§ RECORDS SHOWN
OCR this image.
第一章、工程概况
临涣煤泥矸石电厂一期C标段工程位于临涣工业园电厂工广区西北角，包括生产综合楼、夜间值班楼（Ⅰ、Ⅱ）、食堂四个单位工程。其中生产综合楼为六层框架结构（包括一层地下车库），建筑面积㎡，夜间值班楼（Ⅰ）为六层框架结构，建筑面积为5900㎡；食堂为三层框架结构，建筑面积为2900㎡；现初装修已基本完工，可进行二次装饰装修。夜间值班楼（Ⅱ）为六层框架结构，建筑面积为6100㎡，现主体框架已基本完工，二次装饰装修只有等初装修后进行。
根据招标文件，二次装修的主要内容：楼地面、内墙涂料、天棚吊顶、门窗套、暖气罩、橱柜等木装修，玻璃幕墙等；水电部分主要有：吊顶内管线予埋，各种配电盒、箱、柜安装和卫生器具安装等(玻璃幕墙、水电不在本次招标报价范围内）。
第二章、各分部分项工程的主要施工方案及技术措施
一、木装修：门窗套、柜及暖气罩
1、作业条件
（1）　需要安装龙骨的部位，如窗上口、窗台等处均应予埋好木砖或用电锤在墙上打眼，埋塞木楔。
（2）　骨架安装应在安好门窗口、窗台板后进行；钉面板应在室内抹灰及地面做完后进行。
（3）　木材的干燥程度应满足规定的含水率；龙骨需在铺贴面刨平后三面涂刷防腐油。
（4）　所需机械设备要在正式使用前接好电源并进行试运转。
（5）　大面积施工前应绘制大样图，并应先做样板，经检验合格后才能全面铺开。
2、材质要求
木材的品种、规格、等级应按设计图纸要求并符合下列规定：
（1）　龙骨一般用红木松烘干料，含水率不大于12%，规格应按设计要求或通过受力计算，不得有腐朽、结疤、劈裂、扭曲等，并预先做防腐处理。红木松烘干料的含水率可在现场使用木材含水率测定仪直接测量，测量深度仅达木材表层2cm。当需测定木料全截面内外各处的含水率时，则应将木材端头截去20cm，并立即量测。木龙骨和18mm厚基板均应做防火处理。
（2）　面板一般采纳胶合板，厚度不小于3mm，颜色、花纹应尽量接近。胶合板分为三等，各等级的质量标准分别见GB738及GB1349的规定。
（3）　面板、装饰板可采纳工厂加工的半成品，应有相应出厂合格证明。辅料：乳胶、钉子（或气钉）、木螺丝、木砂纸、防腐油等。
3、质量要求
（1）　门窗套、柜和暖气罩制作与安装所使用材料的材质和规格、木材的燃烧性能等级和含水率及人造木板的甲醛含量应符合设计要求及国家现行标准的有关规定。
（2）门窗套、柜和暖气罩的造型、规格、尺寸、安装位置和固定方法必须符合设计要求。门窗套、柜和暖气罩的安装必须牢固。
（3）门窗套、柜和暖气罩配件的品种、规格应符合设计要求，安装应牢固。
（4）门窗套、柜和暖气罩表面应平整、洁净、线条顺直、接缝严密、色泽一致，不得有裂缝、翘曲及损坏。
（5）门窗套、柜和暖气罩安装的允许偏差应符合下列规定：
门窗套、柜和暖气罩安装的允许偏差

§ GOAL
Repeat the data precisely, reproducing every entry.

§ REPLY
OCR this image.
第一章、工程概况
临涣煤泥矸石电厂一期C标段工程位于临涣工业园电厂工广区西北角，包括生产综合楼、夜间值班楼（Ⅰ、Ⅱ）、食堂四个单位工程。其中生产综合楼为六层框架结构（包括一层地下车库），建筑面积㎡，夜间值班楼（Ⅰ）为六层框架结构，建筑面积为5900㎡；食堂为三层框架结构，建筑面积为2900㎡；现初装修已基本完工，可进行二次装饰装修。夜间值班楼（Ⅱ）为六层框架结构，建筑面积为6100㎡，现主体框架已基本完工，二次装饰装修只有等初装修后进行。
根据招标文件，二次装修的主要内容：楼地面、内墙涂料、天棚吊顶、门窗套、暖气罩、橱柜等木装修，玻璃幕墙等；水电部分主要有：吊顶内管线予埋，各种配电盒、箱、柜安装和卫生器具安装等(玻璃幕墙、水电不在本次招标报价范围内）。
第二章、各分部分项工程的主要施工方案及技术措施
一、木装修：门窗套、柜及暖气罩
1、作业条件
（1）　需要安装龙骨的部位，如窗上口、窗台等处均应予埋好木砖或用电锤在墙上打眼，埋塞木楔。
（2）　骨架安装应在安好门窗口、窗台板后进行；钉面板应在室内抹灰及地面做完后进行。
（3）　木材的干燥程度应满足规定的含水率；龙骨需在铺贴面刨平后三面涂刷防腐油。
（4）　所需机械设备要在正式使用前接好电源并进行试运转。
（5）　大面积施工前应绘制大样图，并应先做样板，经检验合格后才能全面铺开。
2、材质要求
木材的品种、规格、等级应按设计图纸要求并符合下列规定：
（1）　龙骨一般用红木松烘干料，含水率不大于12%，规格应按设计要求或通过受力计算，不得有腐朽、结疤、劈裂、扭曲等，并预先做防腐处理。红木松烘干料的含水率可在现场使用木材含水率测定仪直接测量，测量深度仅达木材表层2cm。当需测定木料全截面内外各处的含水率时，则应将木材端头截去20cm，并立即量测。木龙骨和18mm厚基板均应做防火处理。
（2）　面板一般采纳胶合板，厚度不小于3mm，颜色、花纹应尽量接近。胶合板分为三等，各等级的质量标准分别见GB738及GB1349的规定。
（3）　面板、装饰板可采纳工厂加工的半成品，应有相应出厂合格证明。辅料：乳胶、钉子（或气钉）、木螺丝、木砂纸、防腐油等。
3、质量要求
（1）　门窗套、柜和暖气罩制作与安装所使用材料的材质和规格、木材的燃烧性能等级和含水率及人造木板的甲醛含量应符合设计要求及国家现行标准的有关规定。
（2）门窗套、柜和暖气罩的造型、规格、尺寸、安装位置和固定方法必须符合设计要求。门窗套、柜和暖气罩的安装必须牢固。
（3）门窗套、柜和暖气罩配件的品种、规格应符合设计要求，安装应牢固。
（4）门窗套、柜和暖气罩表面应平整、洁净、线条顺直、接缝严密、色泽一致，不得有裂缝、翘曲及损坏。
（5）门窗套、柜和暖气罩安装的允许偏差应符合下列规定：
门窗套、柜和暖气罩安装的允许偏差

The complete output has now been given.